Yesterday, while inaugurating the
India Pavilion at COP21, Narendra Modi, the Indian prime minister, said - 'India
is not responsible for climate change and the crisis due to it the world is
facing' - and he said it quite right.
The only thing is - saying so
would not serve any purpose - because whatever be the reasons, whosoever be the
culprits - the crisis cannot be restricted within borders - and is affecting
the whole planet - and can cause irreparable damage to human habitations across
the globe (including India) if something is not done seriously and
urgently.
It is like the basic concept of
building democratic nations and running civilized societies - build tomorrow
based on what is there today and not on 'what, why and how' of past.
It is like the raging 'tolerance
Vs intolerance' debate in India - a misplaced issue in an India that is poised
to become a country of global stature with an elite presence in geopolitics and
world affairs.
Who exploited whom, who grew at
the cost of whom, who got this and who didn't get that - a nation cannot grow
if it keeps going back to such baggage from its past. India's reality and
India's strength lie in India's pluralistic society and diversified culture and
if the country has to grow to become a true world power, it needs to keep that
in mind.
The same concept applies to the
issue of climate crisis the world is facing.

- **Exercise instructions**
1/ Quote the commentary on India and climate change from "The only thing" to "world affairs.".
2/ In the commentary on India and climate change, what event was Narendra Modi taking part in when he said India is not responsible for climate change?
3/ Carry on the commentary on India and climate change from the point where it ends.
The records have nothing to do with the commentary on India and climate change.

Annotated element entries
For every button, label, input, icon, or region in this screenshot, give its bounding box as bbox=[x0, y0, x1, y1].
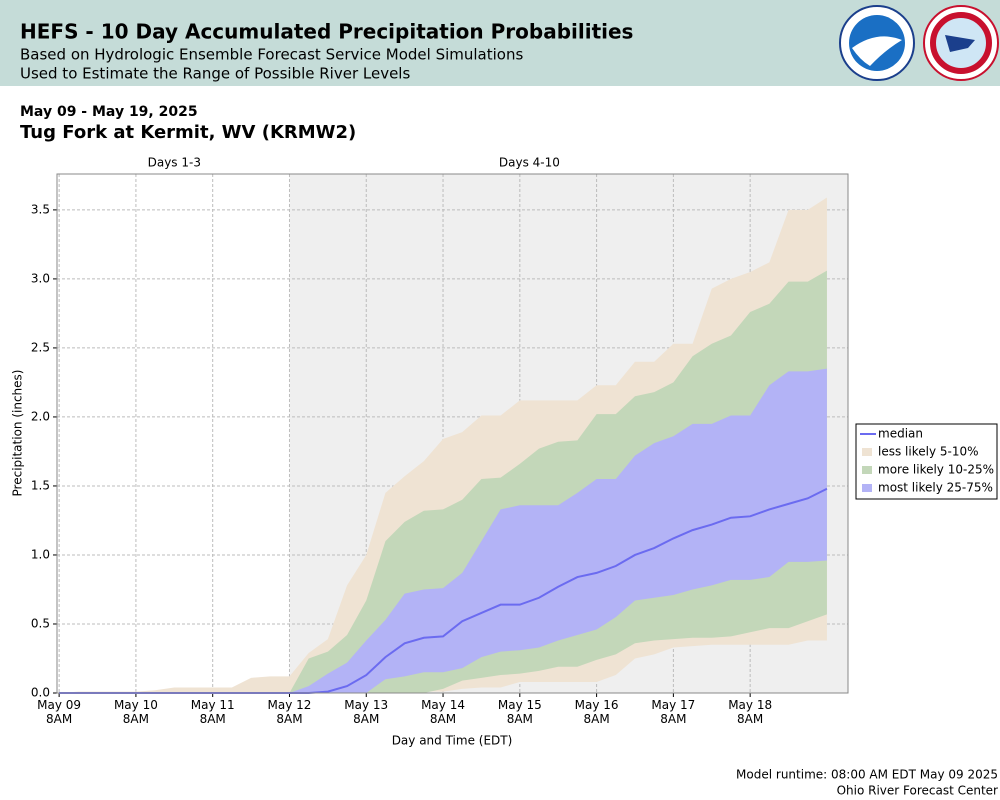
x-tick-label: May 17 8AM bbox=[651, 698, 695, 726]
y-tick-label: 3.5 bbox=[31, 202, 50, 216]
x-tick-label: May 14 8AM bbox=[421, 698, 465, 726]
y-tick-label: 1.5 bbox=[31, 478, 50, 492]
x-tick-label: May 15 8AM bbox=[498, 698, 542, 726]
x-tick-label: May 18 8AM bbox=[728, 698, 772, 726]
noaa-logo bbox=[839, 5, 915, 81]
x-tick-label: May 10 8AM bbox=[114, 698, 158, 726]
header-band bbox=[0, 0, 1000, 86]
y-tick-label: 0.0 bbox=[31, 686, 50, 700]
date-range: May 09 - May 19, 2025 bbox=[20, 104, 198, 120]
span-label: Days 1-3 bbox=[148, 156, 201, 170]
y-tick-label: 2.5 bbox=[31, 340, 50, 354]
location: Tug Fork at Kermit, WV (KRMW2) bbox=[20, 122, 356, 143]
y-tick-label: 0.5 bbox=[31, 616, 50, 630]
plot-frame bbox=[56, 173, 849, 694]
x-tick-label: May 13 8AM bbox=[344, 698, 388, 726]
footer: Model runtime: 08:00 AM EDT May 09 2025 bbox=[736, 768, 998, 782]
y-tick-label: 3.0 bbox=[31, 271, 50, 285]
chart-title: HEFS - 10 Day Accumulated Precipitation … bbox=[20, 20, 633, 44]
nws-logo bbox=[923, 5, 999, 81]
x-axis-label: Day and Time (EDT) bbox=[392, 734, 513, 748]
x-tick-label: May 09 8AM bbox=[37, 698, 81, 726]
y-tick-label: 2.0 bbox=[31, 409, 50, 423]
legend-label: median bbox=[878, 427, 923, 441]
legend-label: most likely 25-75% bbox=[878, 481, 993, 495]
subtitle: Used to Estimate the Range of Possible R… bbox=[20, 65, 410, 83]
x-tick-label: May 11 8AM bbox=[191, 698, 235, 726]
span-label: Days 4-10 bbox=[499, 156, 560, 170]
band-area bbox=[59, 368, 827, 693]
legend-swatch bbox=[862, 448, 872, 456]
subtitle: Based on Hydrologic Ensemble Forecast Se… bbox=[20, 46, 523, 64]
legend-label: less likely 5-10% bbox=[878, 445, 979, 459]
y-tick-label: 1.0 bbox=[31, 547, 50, 561]
x-tick-label: May 12 8AM bbox=[268, 698, 312, 726]
x-tick-label: May 16 8AM bbox=[575, 698, 619, 726]
y-axis-label: Precipitation (inches) bbox=[11, 370, 25, 497]
legend-swatch bbox=[862, 466, 872, 474]
legend-label: more likely 10-25% bbox=[878, 463, 994, 477]
legend-swatch bbox=[862, 484, 872, 492]
legend-box bbox=[855, 423, 998, 500]
footer: Ohio River Forecast Center bbox=[837, 784, 998, 798]
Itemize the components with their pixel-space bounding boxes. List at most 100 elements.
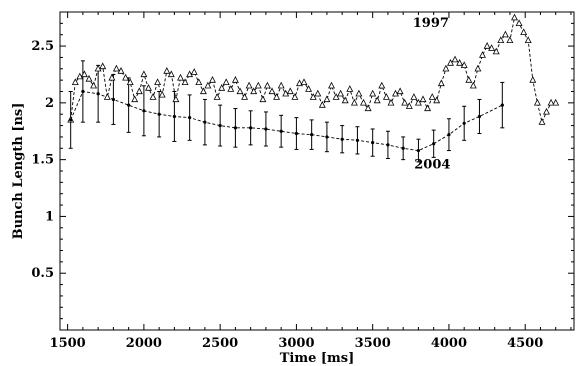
series-1997-point bbox=[117, 67, 125, 74]
y-tick-label: 1 bbox=[45, 209, 54, 224]
series-2004-point bbox=[371, 141, 375, 145]
series-1997-point bbox=[364, 104, 372, 112]
series-1997-point bbox=[309, 93, 317, 100]
series-2004-point bbox=[386, 143, 390, 147]
series-markers bbox=[67, 13, 560, 153]
series-1997-label: 1997 bbox=[413, 16, 449, 31]
series-2004-point bbox=[462, 121, 466, 125]
series-1997-point bbox=[126, 78, 134, 85]
series-1997-point bbox=[547, 98, 555, 106]
series-lines bbox=[70, 16, 556, 152]
series-1997-point bbox=[437, 79, 445, 87]
series-1997-point bbox=[337, 89, 345, 97]
y-tick-label: 2 bbox=[45, 96, 54, 111]
x-tick-label: 1500 bbox=[50, 336, 86, 351]
series-1997-point bbox=[300, 78, 308, 85]
series-1997-point bbox=[506, 36, 514, 43]
series-2004-point bbox=[294, 131, 299, 136]
series-1997-point bbox=[190, 68, 198, 75]
series-1997-point bbox=[195, 78, 203, 85]
series-1997-point bbox=[99, 62, 107, 70]
series-1997-point bbox=[511, 13, 518, 21]
series-1997-point bbox=[456, 59, 464, 66]
series-1997-point bbox=[263, 81, 271, 89]
series-1997-point bbox=[305, 85, 313, 92]
series-1997-point bbox=[332, 93, 340, 100]
series-2004-point bbox=[188, 116, 192, 120]
series-1997-point bbox=[76, 72, 84, 80]
series-2004-point bbox=[432, 142, 436, 146]
series-1997-point bbox=[392, 89, 399, 97]
series-1997-point bbox=[108, 73, 116, 81]
series-1997-point bbox=[222, 78, 230, 85]
x-axis-label: Time [ms] bbox=[280, 351, 355, 366]
series-1997-point bbox=[177, 73, 184, 81]
x-tick-label: 4000 bbox=[431, 336, 467, 351]
series-1997-point bbox=[85, 74, 93, 82]
series-1997-point bbox=[543, 107, 550, 115]
series-2004-point bbox=[401, 146, 405, 150]
series-1997-point bbox=[218, 84, 226, 91]
series-1997-point bbox=[94, 64, 102, 72]
series-1997-point bbox=[419, 95, 427, 103]
series-2004-point bbox=[249, 126, 253, 130]
series-1997-point bbox=[282, 89, 290, 97]
y-tick-label: 0.5 bbox=[31, 266, 54, 281]
series-1997-point bbox=[350, 98, 358, 106]
series-1997-point bbox=[103, 93, 111, 100]
series-2004-point bbox=[157, 112, 161, 116]
series-1997-point bbox=[259, 95, 267, 103]
x-tick-label: 3500 bbox=[355, 336, 391, 351]
x-tick-label: 2500 bbox=[202, 336, 238, 351]
series-1997-point bbox=[80, 70, 88, 78]
series-1997-point bbox=[497, 36, 505, 43]
series-1997-point bbox=[268, 87, 276, 95]
series-2004-point bbox=[203, 120, 207, 124]
series-1997-point bbox=[71, 78, 79, 85]
series-1997-point bbox=[254, 81, 262, 89]
series-2004-point bbox=[416, 148, 421, 153]
series-2004-point bbox=[355, 138, 360, 142]
series-1997-point bbox=[382, 93, 390, 100]
series-1997-point bbox=[90, 81, 98, 89]
series-2004-point bbox=[325, 135, 329, 139]
series-2004-point bbox=[81, 89, 85, 94]
series-1997-point bbox=[460, 61, 468, 68]
x-tick-label: 4500 bbox=[507, 336, 543, 351]
series-1997-point bbox=[186, 70, 194, 78]
series-1997-point bbox=[346, 85, 354, 92]
series-1997-point bbox=[181, 78, 189, 85]
series-2004-point bbox=[69, 118, 73, 122]
series-1997-point bbox=[163, 67, 171, 74]
series-2004-point bbox=[500, 103, 504, 107]
series-1997-point bbox=[387, 98, 395, 106]
series-1997-point bbox=[428, 93, 436, 100]
series-1997-point bbox=[414, 98, 422, 106]
series-1997-point bbox=[286, 87, 294, 95]
series-1997-point bbox=[172, 95, 180, 103]
series-1997-point bbox=[231, 76, 239, 83]
series-1997-point bbox=[552, 98, 560, 106]
series-1997-point bbox=[401, 98, 409, 106]
series-1997-point bbox=[378, 81, 386, 89]
series-1997-point bbox=[213, 93, 221, 100]
series-1997-point bbox=[341, 96, 349, 104]
series-2004-point bbox=[477, 114, 482, 119]
series-labels: 1997 2004 bbox=[413, 16, 451, 173]
series-1997-point bbox=[515, 19, 523, 26]
x-tick-label: 3000 bbox=[278, 336, 314, 351]
series-1997-point bbox=[291, 93, 299, 100]
series-1997-point bbox=[373, 96, 381, 104]
series-1997-point bbox=[533, 98, 541, 106]
series-1997-point bbox=[488, 44, 496, 51]
series-1997-point bbox=[158, 90, 166, 98]
series-2004-point bbox=[127, 103, 131, 107]
series-1997-point bbox=[236, 87, 244, 95]
series-1997-point bbox=[442, 64, 450, 72]
series-1997-point bbox=[277, 81, 285, 89]
y-tick-label: 1.5 bbox=[31, 153, 54, 168]
series-1997-point bbox=[538, 118, 546, 125]
series-1997-point bbox=[479, 51, 486, 58]
series-2004-point bbox=[264, 127, 268, 131]
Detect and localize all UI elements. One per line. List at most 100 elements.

- **Task-by-task outputs**
1/
The only thing is - saying so
would not serve any purpose - because whatever be the reasons, whosoever be the
culprits - the crisis cannot be restricted within borders - and is affecting
the whole planet - and can cause irreparable damage to human habitations across
the globe (including India) if something is not done seriously and
urgently.
It is like the basic concept of
building democratic nations and running civilized societies - build tomorrow
based on what is there today and not on 'what, why and how' of past.
It is like the raging 'tolerance
Vs intolerance' debate in India - a misplaced issue in an India that is poised
to become a country of global stature with an elite presence in geopolitics and
world affairs.

2/ He was inaugurating the India Pavilion at COP21.

3/
It doesn't matter if most of it
is due to the United States of America.
It doesn't make any difference
that the developed world and China have brought the whole planet on the verge
of desperate 'do or die' measures to arrest global warming and climate change.
Because, if the low lying coastal
areas and cities have to submerge (rising sea levels with increasing temperature
due to global warming), it will be across the world and not just in America,
Europe, China or other industrialized nations.
Because, if the world is
increasingly facing erratic weather behaviour and freakish weather patterns and
problems thereof, it is not just in India, but it is across the world - in Gulf
countries, in America, in Europe, in Asia, in Africa and elsewhere.
Irrespective of the answerability
of the so-called culprits of climate deterioration or irrespective of the
debates around terms like 'climate injustice', the whole humanity faces
imminent danger of changing weather patterns.
Irrespective of which countries
brought the planet to this juncture of global warming, glaciers melting, rising
sea levels, irregular rainfall patterns and floods, recurring drought spells
and other unpredictable weather
parameters, every country of the day is going to face nature's wrath or is
facing nature's fury.
And we are running short of time
to address the problem.
Let's see if anything tangible
comes out of COP21.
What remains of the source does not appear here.